To be done
Give the number of lines below that contain the word "FITC", and nothing else.

■ ■ ■

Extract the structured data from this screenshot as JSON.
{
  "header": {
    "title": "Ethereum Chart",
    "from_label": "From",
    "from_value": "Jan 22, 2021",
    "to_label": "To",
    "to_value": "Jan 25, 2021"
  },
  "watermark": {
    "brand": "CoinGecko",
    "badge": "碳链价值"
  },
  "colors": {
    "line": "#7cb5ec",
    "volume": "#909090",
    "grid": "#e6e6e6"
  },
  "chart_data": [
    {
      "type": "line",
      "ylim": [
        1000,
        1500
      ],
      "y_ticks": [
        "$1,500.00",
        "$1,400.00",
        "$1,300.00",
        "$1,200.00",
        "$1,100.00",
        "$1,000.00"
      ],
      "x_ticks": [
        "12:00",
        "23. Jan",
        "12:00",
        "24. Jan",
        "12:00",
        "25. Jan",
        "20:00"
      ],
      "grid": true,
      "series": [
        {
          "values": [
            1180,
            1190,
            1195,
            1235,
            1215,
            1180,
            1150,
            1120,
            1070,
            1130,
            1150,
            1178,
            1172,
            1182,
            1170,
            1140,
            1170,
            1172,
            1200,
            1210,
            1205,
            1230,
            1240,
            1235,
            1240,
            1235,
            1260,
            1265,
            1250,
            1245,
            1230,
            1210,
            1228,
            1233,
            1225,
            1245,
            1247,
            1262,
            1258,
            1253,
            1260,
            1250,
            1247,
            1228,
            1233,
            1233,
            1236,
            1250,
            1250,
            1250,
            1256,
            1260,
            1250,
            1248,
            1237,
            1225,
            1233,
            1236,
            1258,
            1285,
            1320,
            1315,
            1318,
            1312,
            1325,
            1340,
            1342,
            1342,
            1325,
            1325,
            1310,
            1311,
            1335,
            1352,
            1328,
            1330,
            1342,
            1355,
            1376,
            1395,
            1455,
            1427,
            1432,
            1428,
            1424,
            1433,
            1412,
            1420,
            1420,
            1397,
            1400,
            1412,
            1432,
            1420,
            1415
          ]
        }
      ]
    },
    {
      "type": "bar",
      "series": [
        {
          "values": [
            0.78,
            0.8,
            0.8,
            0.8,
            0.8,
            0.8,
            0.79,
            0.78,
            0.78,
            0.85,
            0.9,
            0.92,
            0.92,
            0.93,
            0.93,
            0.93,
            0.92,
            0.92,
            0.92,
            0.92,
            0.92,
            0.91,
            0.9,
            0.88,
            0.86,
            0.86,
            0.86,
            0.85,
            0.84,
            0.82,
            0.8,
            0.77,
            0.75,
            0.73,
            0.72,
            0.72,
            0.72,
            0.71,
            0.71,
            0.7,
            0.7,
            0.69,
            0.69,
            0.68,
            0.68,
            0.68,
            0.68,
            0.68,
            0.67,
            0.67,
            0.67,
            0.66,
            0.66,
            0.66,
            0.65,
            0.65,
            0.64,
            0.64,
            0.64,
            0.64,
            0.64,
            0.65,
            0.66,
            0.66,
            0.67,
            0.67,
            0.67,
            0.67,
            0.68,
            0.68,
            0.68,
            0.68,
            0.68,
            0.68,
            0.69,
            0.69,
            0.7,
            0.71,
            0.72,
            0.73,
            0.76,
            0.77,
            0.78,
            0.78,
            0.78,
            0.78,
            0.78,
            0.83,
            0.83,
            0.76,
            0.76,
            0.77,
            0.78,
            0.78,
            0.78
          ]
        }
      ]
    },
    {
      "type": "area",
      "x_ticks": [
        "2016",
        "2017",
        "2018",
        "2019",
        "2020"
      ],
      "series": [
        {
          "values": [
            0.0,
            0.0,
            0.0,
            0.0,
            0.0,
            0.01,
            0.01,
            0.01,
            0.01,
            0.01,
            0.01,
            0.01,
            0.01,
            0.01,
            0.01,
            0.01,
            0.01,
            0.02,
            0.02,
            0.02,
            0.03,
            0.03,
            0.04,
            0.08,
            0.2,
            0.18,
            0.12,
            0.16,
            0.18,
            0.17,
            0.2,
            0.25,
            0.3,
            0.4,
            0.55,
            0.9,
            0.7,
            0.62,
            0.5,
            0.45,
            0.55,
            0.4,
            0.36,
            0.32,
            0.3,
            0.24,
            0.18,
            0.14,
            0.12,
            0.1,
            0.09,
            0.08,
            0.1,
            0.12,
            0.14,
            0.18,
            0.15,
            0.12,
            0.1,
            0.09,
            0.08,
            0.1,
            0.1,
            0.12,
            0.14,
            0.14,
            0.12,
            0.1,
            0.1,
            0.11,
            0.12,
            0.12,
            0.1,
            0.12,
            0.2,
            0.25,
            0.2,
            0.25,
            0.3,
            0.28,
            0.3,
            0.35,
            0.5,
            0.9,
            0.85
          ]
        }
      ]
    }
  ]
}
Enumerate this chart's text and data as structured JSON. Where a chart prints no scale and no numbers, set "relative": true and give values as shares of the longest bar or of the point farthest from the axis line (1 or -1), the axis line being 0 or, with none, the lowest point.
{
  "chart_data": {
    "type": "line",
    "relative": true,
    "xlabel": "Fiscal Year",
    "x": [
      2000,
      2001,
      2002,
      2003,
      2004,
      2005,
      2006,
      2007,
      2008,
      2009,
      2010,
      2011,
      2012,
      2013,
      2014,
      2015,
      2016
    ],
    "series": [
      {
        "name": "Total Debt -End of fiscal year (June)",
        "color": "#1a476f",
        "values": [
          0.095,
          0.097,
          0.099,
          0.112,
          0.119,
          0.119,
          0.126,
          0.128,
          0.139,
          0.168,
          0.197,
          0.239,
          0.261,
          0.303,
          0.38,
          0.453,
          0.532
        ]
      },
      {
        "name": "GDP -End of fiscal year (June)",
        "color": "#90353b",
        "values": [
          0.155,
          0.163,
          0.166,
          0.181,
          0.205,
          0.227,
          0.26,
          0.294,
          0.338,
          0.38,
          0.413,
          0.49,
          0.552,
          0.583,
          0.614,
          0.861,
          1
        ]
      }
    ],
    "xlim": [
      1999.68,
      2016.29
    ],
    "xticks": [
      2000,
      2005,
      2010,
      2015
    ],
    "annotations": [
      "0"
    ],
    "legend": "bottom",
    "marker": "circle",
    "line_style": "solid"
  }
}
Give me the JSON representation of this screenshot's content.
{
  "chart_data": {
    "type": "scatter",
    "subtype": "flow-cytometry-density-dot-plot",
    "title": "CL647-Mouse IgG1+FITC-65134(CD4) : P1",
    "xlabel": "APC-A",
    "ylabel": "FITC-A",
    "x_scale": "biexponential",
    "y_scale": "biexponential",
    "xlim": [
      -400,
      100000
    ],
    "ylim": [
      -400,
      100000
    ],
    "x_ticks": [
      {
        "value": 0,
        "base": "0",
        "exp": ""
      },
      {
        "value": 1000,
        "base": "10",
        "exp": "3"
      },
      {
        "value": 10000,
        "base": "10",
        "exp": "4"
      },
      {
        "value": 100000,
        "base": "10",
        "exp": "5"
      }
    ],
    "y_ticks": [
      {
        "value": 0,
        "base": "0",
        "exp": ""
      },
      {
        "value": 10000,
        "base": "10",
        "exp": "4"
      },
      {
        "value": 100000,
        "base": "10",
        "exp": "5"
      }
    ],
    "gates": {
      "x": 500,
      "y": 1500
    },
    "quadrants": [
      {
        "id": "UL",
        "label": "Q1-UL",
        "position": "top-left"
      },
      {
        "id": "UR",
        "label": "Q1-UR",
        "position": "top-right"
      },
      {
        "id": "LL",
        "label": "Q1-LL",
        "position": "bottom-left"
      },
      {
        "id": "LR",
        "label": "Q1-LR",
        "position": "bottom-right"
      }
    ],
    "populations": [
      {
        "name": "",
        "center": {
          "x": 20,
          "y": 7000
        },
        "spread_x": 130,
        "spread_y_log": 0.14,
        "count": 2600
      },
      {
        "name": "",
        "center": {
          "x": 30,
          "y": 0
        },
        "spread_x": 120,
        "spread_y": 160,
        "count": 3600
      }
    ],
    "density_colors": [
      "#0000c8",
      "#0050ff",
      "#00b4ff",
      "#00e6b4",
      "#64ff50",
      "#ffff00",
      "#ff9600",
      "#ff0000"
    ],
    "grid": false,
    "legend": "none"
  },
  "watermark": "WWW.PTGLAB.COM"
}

■ ■ ■

Solution for this problem
2